Check each line of the records below and collect those that include the word "сʲтʲвʲ".

Rows from a dataset
— begin —
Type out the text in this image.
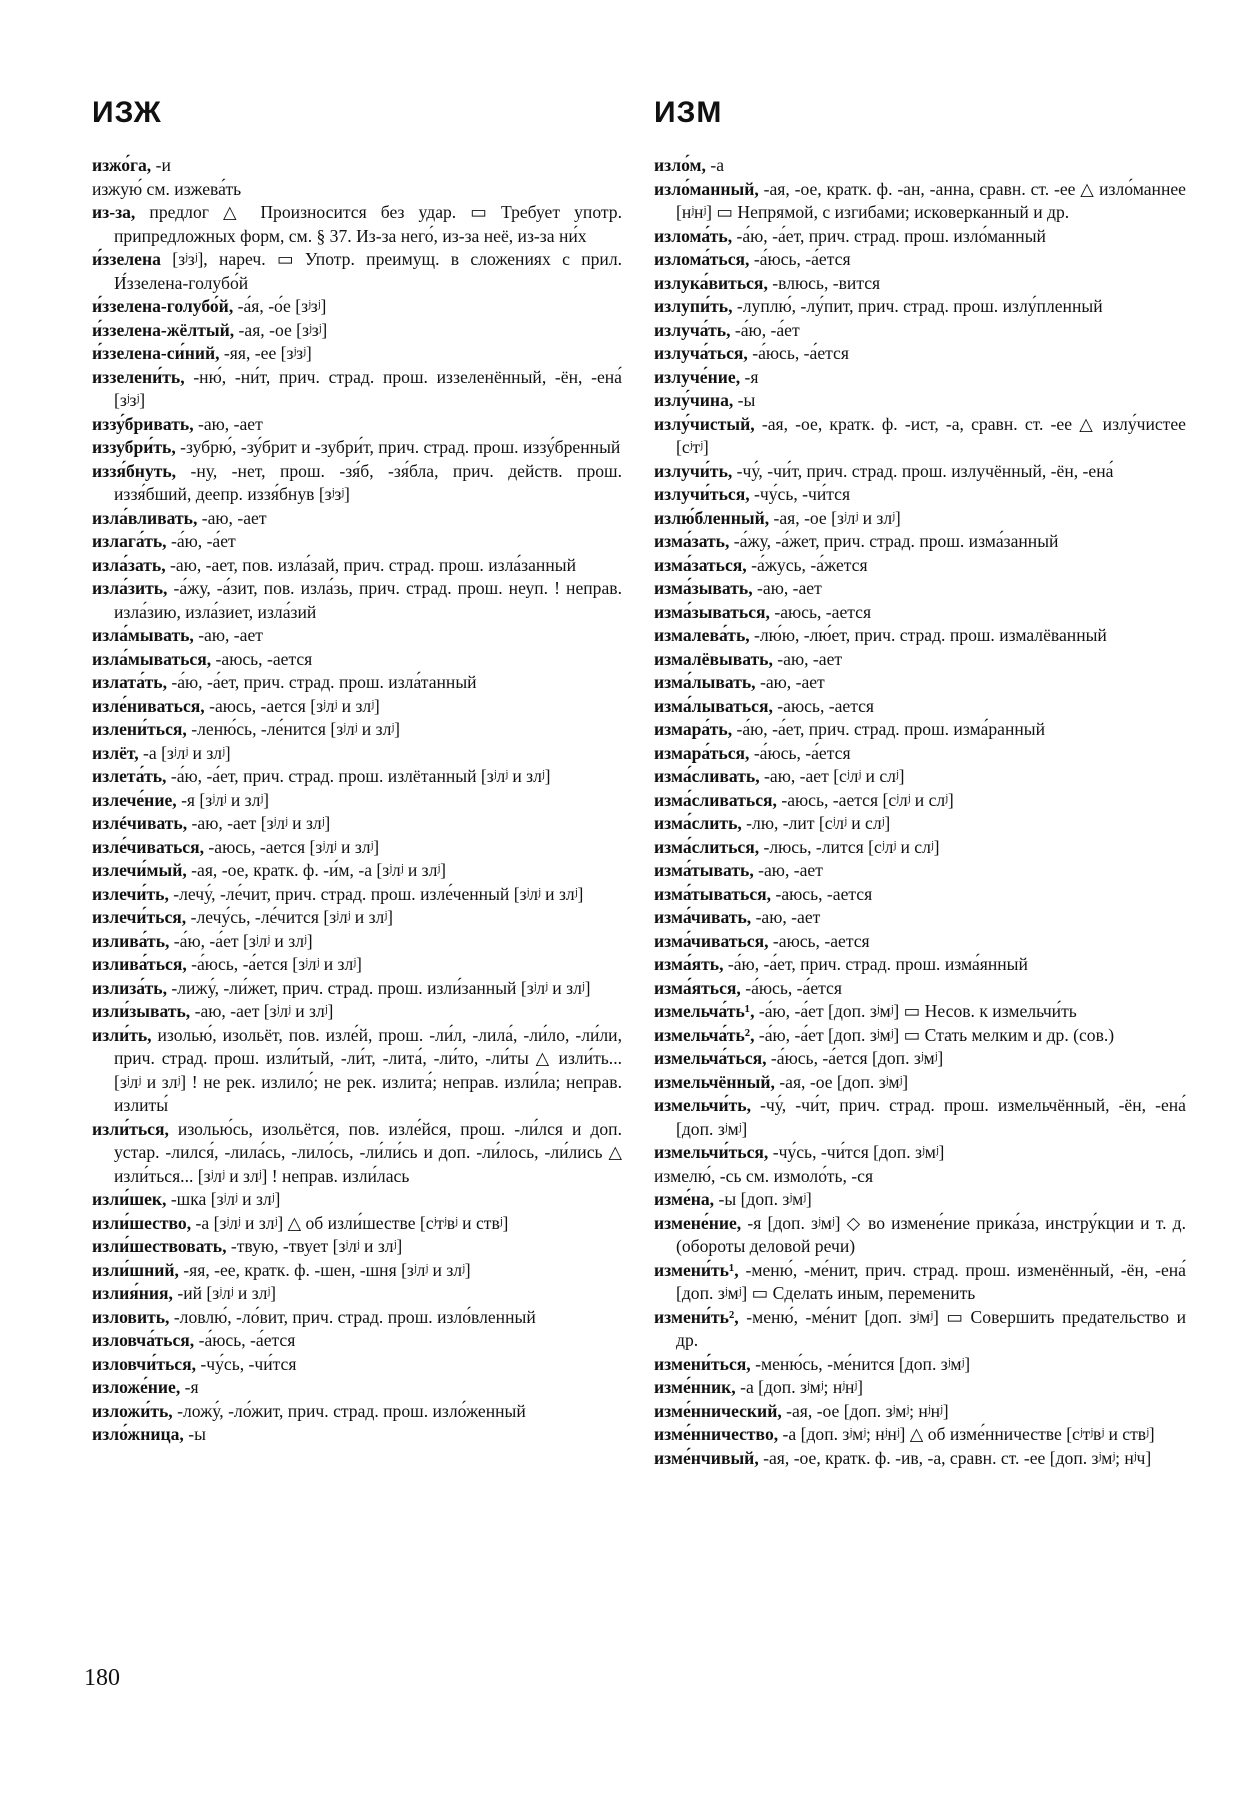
ИЗЖ

изжо́га, -и

изжую́ см. изжева́ть

из-за, предлог △ Произносится без удар. ▭ Требует употр. припредложных форм, см. § 37. Из-за него́, из-за неё, из-за ни́х

и́ззелена [зʲзʲ], нареч. ▭ Употр. преимущ. в сложениях с прил. И́ззелена-голубо́й

и́ззелена-голубо́й, -а́я, -о́е [зʲзʲ]

и́ззелена-жёлтый, -ая, -ое [зʲзʲ]

и́ззелена-си́ний, -яя, -ее [зʲзʲ]

иззелени́ть, -ню́, -ни́т, прич. страд. прош. иззеленённый, -ён, -ена́ [зʲзʲ]

иззу́бривать, -аю, -ает

иззубри́ть, -зубрю́, -зу́брит и -зубри́т, прич. страд. прош. иззу́бренный

иззя́бнуть, -ну, -нет, прош. -зя́б, -зя́бла, прич. действ. прош. иззя́бший, деепр. иззя́бнув [зʲзʲ]

изла́вливать, -аю, -ает

излага́ть, -а́ю, -а́ет

изла́зать, -аю, -ает, пов. изла́зай, прич. страд. прош. изла́занный

изла́зить, -а́жу, -а́зит, пов. изла́зь, прич. страд. прош. неуп. ! неправ. изла́зию, изла́зиет, изла́зий

изла́мывать, -аю, -ает

изла́мываться, -аюсь, -ается

излата́ть, -а́ю, -а́ет, прич. страд. прош. изла́танный

изле́ниваться, -аюсь, -ается [зʲлʲ и злʲ]

излени́ться, -леню́сь, -ле́нится [зʲлʲ и злʲ]

излёт, -а [зʲлʲ и злʲ]

излета́ть, -а́ю, -а́ет, прич. страд. прош. излётанный [зʲлʲ и злʲ]

излече́ние, -я [зʲлʲ и злʲ]

излéчивать, -аю, -ает [зʲлʲ и злʲ]

изле́чиваться, -аюсь, -ается [зʲлʲ и злʲ]

излечи́мый, -ая, -ое, кратк. ф. -и́м, -а [зʲлʲ и злʲ]

излечи́ть, -лечу́, -ле́чит, прич. страд. прош. изле́ченный [зʲлʲ и злʲ]

излечи́ться, -лечу́сь, -ле́чится [зʲлʲ и злʲ]

излива́ть, -а́ю, -а́ет [зʲлʲ и злʲ]

излива́ться, -а́юсь, -а́ется [зʲлʲ и злʲ]

излиза́ть, -лижу́, -ли́жет, прич. страд. прош. изли́занный [зʲлʲ и злʲ]

изли́зывать, -аю, -ает [зʲлʲ и злʲ]

изли́ть, изолью́, изольёт, пов. изле́й, прош. -ли́л, -лила́, -ли́ло, -ли́ли, прич. страд. прош. изли́тый, -ли́т, -лита́, -ли́то, -ли́ты △ изли́ть... [зʲлʲ и злʲ] ! не рек. излило́; не рек. излита́; неправ. изли́ла; неправ. излиты́

изли́ться, изолью́сь, изольётся, пов. изле́йся, прош. -ли́лся и доп. устар. -лился́, -лила́сь, -лило́сь, -ли́ли́сь и доп. -ли́лось, -ли́лись △ изли́ться... [зʲлʲ и злʲ] ! неправ. изли́лась

изли́шек, -шка [зʲлʲ и злʲ]

изли́шество, -а [зʲлʲ и злʲ] △ об изли́шестве [сʲтʲвʲ и ствʲ]

изли́шествовать, -твую, -твует [зʲлʲ и злʲ]

изли́шний, -яя, -ее, кратк. ф. -шен, -шня [зʲлʲ и злʲ]

излия́ния, -ий [зʲлʲ и злʲ]

изловить, -ловлю́, -ло́вит, прич. страд. прош. изло́вленный

изловча́ться, -а́юсь, -а́ется

изловчи́ться, -чу́сь, -чи́тся

изложе́ние, -я

изложи́ть, -ложу́, -ло́жит, прич. страд. прош. изло́женный

изло́жница, -ы

ИЗМ

изло́м, -а

изло́манный, -ая, -ое, кратк. ф. -ан, -анна, сравн. ст. -ее △ изло́маннее [нʲнʲ] ▭ Непрямой, с изгибами; исковерканный и др.

излома́ть, -а́ю, -а́ет, прич. страд. прош. изло́манный

излома́ться, -а́юсь, -а́ется

излука́виться, -влюсь, -вится

излупи́ть, -луплю́, -лу́пит, прич. страд. прош. излу́пленный

излуча́ть, -а́ю, -а́ет

излуча́ться, -а́юсь, -а́ется

излуче́ние, -я

излу́чина, -ы

излу́чистый, -ая, -ое, кратк. ф. -ист, -а, сравн. ст. -ее △ излу́чистее [сʲтʲ]

излучи́ть, -чу́, -чи́т, прич. страд. прош. излучённый, -ён, -ена́

излучи́ться, -чу́сь, -чи́тся

излю́бленный, -ая, -ое [зʲлʲ и злʲ]

изма́зать, -а́жу, -а́жет, прич. страд. прош. изма́занный

изма́заться, -а́жусь, -а́жется

изма́зывать, -аю, -ает

изма́зываться, -аюсь, -ается

измалева́ть, -лю́ю, -лю́ет, прич. страд. прош. измалёванный

измалёвывать, -аю, -ает

изма́лывать, -аю, -ает

изма́лываться, -аюсь, -ается

измара́ть, -а́ю, -а́ет, прич. страд. прош. изма́ранный

измара́ться, -а́юсь, -а́ется

изма́сливать, -аю, -ает [сʲлʲ и слʲ]

изма́сливаться, -аюсь, -ается [сʲлʲ и слʲ]

изма́слить, -лю, -лит [сʲлʲ и слʲ]

изма́слиться, -люсь, -лится [сʲлʲ и слʲ]

изма́тывать, -аю, -ает

изма́тываться, -аюсь, -ается

изма́чивать, -аю, -ает

изма́чиваться, -аюсь, -ается

изма́ять, -а́ю, -а́ет, прич. страд. прош. изма́янный

изма́яться, -а́юсь, -а́ется

измельча́ть¹, -а́ю, -а́ет [доп. зʲмʲ] ▭ Несов. к измельчи́ть

измельча́ть², -а́ю, -а́ет [доп. зʲмʲ] ▭ Стать мелким и др. (сов.)

измельча́ться, -а́юсь, -а́ется [доп. зʲмʲ]

измельчённый, -ая, -ое [доп. зʲмʲ]

измельчи́ть, -чу́, -чи́т, прич. страд. прош. измельчённый, -ён, -ена́ [доп. зʲмʲ]

измельчи́ться, -чу́сь, -чи́тся [доп. зʲмʲ]

измелю́, -сь см. измоло́ть, -ся

изме́на, -ы [доп. зʲмʲ]

измене́ние, -я [доп. зʲмʲ] ◇ во измене́ние прика́за, инстру́кции и т. д. (обороты деловой речи)

измени́ть¹, -меню́, -ме́нит, прич. страд. прош. изменённый, -ён, -ена́ [доп. зʲмʲ] ▭ Сделать иным, переменить

измени́ть², -меню́, -ме́нит [доп. зʲмʲ] ▭ Совершить предательство и др.

измени́ться, -меню́сь, -ме́нится [доп. зʲмʲ]

изме́нник, -а [доп. зʲмʲ; нʲнʲ]

изме́ннический, -ая, -ое [доп. зʲмʲ; нʲнʲ]

изме́нничество, -а [доп. зʲмʲ; нʲнʲ] △ об изме́нничестве [сʲтʲвʲ и ствʲ]

изме́нчивый, -ая, -ое, кратк. ф. -ив, -а, сравн. ст. -ее [доп. зʲмʲ; нʲч]

180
— end —
Worked answer:
изли́шество, -а [зʲлʲ и злʲ] △ об изли́шестве [сʲтʲвʲ и ствʲ]
изме́нничество, -а [доп. зʲмʲ; нʲнʲ] △ об изме́нничестве [сʲтʲвʲ и ствʲ]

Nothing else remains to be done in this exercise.